TAREFAS A REALIZAR -
**1)** Com base no texto sobre Guga Noblat, explique por que ele sabia, desde a infância, que trabalharia na área ligada à política. Responda em uma ou duas frases.
**2)** Indique se cada afirmação abaixo está de acordo com o texto sobre Guga Noblat, respondendo sim ou não e citando literalmente as palavras do texto que decidem a questão. (a) Guga imaginava desde cedo que seria repórter do "CQC". (b) Guga encontrou espaço em "A Liga" cerca de um ano depois de sair do programa anterior. (c) A pirataria está entre os temas abordados.
**3)** Dê prosseguimento ao texto sobre Guga Noblat com um parágrafo que comece logo após a última frase apresentada.

TRECHO -

Falar sobre política sempre fez parte da rotina de Guga Noblat. Influenciado pelos pais, os também jornalistas Ricardo Noblat e Rebeca Scatrut, ele sabia, desde a infância, que trabalharia nessa área. Só não imaginava que um dia seria repórter do "CQC", função que o tornou conhecido do grande público e lhe deu a oportunidade de fazer diversas matérias sobre o assunto.
"Achava que seria marqueteiro. Trabalhar na frente das câmeras foi um acidente de percurso. Acabou que o 'CQC' me deu esse entusiasmo para virar repórter e minha vida tomou outro rumo, mas ainda ligado à política", avalia.
Cerca de um ano após sua saída do programa, Guga encontrou um novo espaço em "A Liga", também na Band, que lhe dá a chance de ampliar seu leque de atuação com pautas sobre temas variados. "São assuntos que, muitas vezes, você não vai nunca explorar, a não ser que esteja em um programa de vanguarda e que pense diferente, como é o caso de 'A Liga'", aponta. Entre os temas abordados estão prostituição na terceira idade e pirataria.

ITENS LISTADOS -
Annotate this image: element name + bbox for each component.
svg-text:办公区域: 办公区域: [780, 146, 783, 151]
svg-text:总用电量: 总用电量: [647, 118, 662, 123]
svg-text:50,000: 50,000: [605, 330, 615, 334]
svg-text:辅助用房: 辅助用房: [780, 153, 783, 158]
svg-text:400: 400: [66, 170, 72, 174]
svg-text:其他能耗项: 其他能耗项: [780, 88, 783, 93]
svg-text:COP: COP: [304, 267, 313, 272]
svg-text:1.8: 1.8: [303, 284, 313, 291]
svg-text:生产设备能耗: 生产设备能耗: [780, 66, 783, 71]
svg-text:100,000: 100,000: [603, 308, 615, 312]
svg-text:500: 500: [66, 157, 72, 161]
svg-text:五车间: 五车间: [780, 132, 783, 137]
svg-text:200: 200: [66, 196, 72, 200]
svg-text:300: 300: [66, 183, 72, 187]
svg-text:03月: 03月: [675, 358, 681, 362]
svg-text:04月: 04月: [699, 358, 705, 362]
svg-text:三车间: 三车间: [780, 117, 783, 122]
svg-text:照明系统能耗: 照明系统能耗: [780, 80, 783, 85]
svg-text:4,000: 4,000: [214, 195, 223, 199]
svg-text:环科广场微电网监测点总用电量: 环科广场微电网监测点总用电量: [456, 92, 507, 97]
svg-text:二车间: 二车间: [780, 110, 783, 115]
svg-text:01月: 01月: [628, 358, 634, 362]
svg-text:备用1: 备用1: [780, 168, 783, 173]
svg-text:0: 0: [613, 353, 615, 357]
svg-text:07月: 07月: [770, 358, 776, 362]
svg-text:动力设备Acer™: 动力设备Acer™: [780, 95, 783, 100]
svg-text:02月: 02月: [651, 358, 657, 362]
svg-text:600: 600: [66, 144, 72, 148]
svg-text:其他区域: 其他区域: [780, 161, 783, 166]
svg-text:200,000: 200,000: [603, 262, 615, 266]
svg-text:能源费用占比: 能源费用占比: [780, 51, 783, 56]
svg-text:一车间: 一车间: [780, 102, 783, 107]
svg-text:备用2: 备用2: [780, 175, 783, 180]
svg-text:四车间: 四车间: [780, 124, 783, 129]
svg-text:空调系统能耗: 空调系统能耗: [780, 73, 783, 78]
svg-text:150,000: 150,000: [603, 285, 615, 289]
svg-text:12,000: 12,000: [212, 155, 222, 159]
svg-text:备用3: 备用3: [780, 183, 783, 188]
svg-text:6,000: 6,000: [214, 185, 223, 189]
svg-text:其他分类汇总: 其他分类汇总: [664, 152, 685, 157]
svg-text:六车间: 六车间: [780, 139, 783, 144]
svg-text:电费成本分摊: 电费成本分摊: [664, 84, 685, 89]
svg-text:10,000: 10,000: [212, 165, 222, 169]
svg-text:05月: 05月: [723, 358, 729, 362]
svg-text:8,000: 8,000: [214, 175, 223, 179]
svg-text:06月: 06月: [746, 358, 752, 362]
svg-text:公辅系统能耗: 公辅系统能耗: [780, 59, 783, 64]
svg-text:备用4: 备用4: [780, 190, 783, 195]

RESULTADOS DAS TAREFAS -
**1)** Ele sabia disso porque foi influenciado pelos pais, Ricardo Noblat e Rebeca Scatrut, que também eram jornalistas.

**2)**
(a) Não: «Só não imaginava que um dia seria repórter do "CQC"».
(b) Sim: «Cerca de um ano após sua saída do programa, Guga encontrou um novo espaço em "A Liga"».
(c) Sim: «Entre os temas abordados estão prostituição na terceira idade e pirataria».

**3)**
Guga conta que tinha interesse em participar do programa. "Quando o 'CQC' resolveu reformular o perfil do programa, começou a abrir espaço para outros tipos de matérias que não eram o meu forte. Então, eu acabei saindo. Eu já tinha deixado claro que tinha interesse em 'A Liga'. Inclusive, quando fiz teste para o 'CQC', falei que, se não desse certo, tentaria 'A Liga'", revela. O jornalista tem um canal sobre política no YouTube, o "Analfabeto Político". ("A Liga'', Band. Segunda-feira, 22h45). (T.P.)